Stated problem: Find all lines in the records that include the word "chalet", and copy them out.

+++ Task data +++

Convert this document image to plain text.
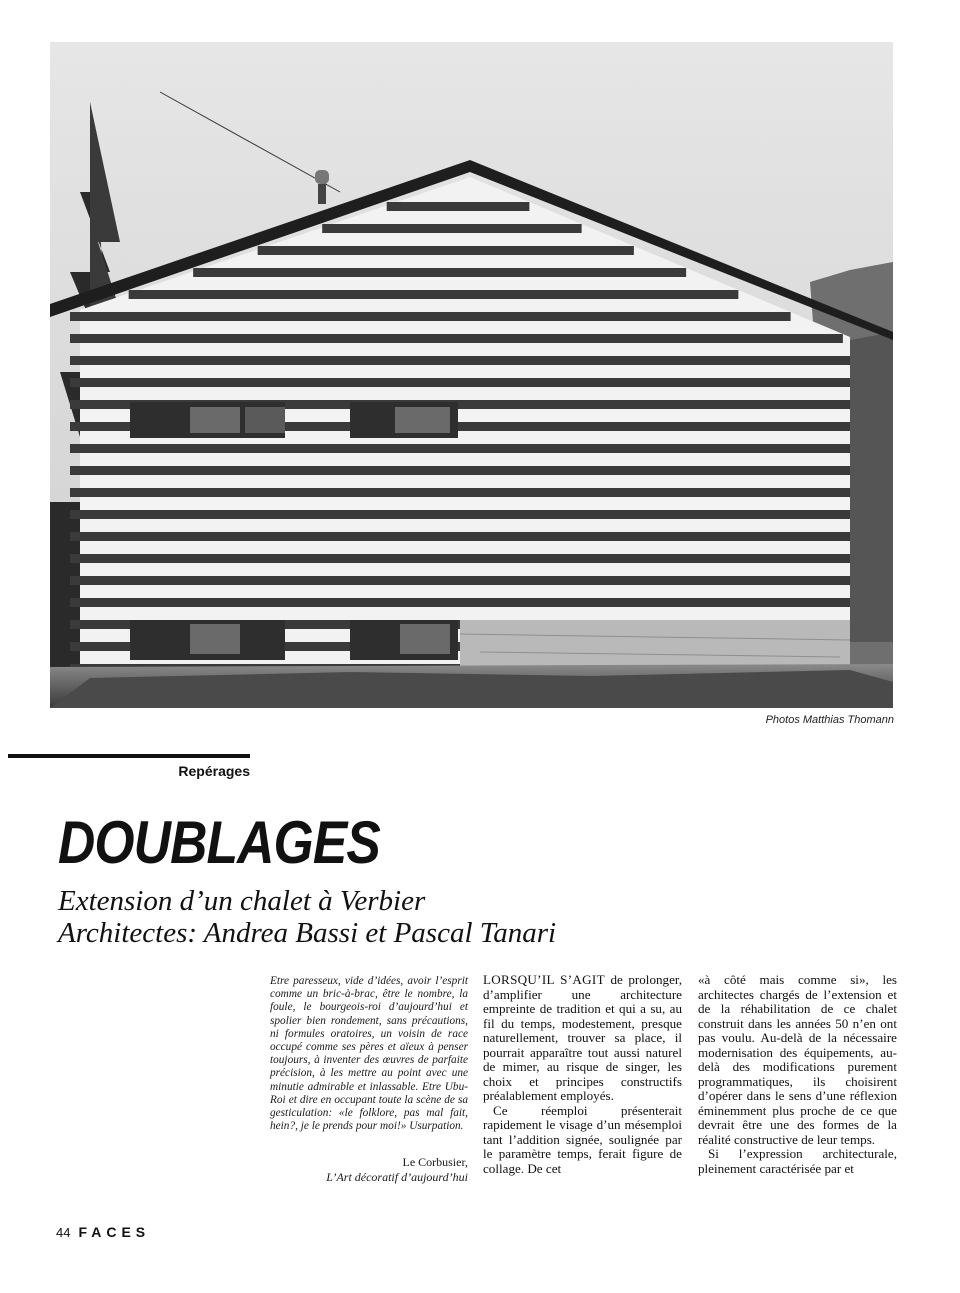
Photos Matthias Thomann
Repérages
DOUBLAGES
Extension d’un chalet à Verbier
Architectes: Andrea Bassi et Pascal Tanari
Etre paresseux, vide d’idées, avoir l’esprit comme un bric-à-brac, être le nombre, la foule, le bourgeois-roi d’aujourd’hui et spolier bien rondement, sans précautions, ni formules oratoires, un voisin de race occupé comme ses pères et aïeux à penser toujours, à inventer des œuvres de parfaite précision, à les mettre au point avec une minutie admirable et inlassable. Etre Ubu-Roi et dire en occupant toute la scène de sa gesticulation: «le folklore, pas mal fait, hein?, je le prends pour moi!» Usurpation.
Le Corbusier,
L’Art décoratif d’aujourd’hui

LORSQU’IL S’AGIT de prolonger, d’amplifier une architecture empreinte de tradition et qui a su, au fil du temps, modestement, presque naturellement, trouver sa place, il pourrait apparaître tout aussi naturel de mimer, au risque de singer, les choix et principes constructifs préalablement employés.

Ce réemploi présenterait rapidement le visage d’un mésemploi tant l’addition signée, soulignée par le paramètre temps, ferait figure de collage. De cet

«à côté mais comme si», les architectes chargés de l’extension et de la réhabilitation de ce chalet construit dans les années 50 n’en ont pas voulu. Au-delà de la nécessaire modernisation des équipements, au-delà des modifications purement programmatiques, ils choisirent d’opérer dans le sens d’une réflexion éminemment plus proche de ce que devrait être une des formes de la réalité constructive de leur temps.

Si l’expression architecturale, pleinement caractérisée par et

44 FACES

+++

The response:
Extension d’un chalet à Verbier
«à côté mais comme si», les architectes chargés de l’extension et de la réhabilitation de ce chalet construit dans les années 50 n’en ont pas voulu. Au-delà de la nécessaire modernisation des équipements, au-delà des modifications purement programmatiques, ils choisirent d’opérer dans le sens d’une réflexion éminemment plus proche de ce que devrait être une des formes de la réalité constructive de leur temps.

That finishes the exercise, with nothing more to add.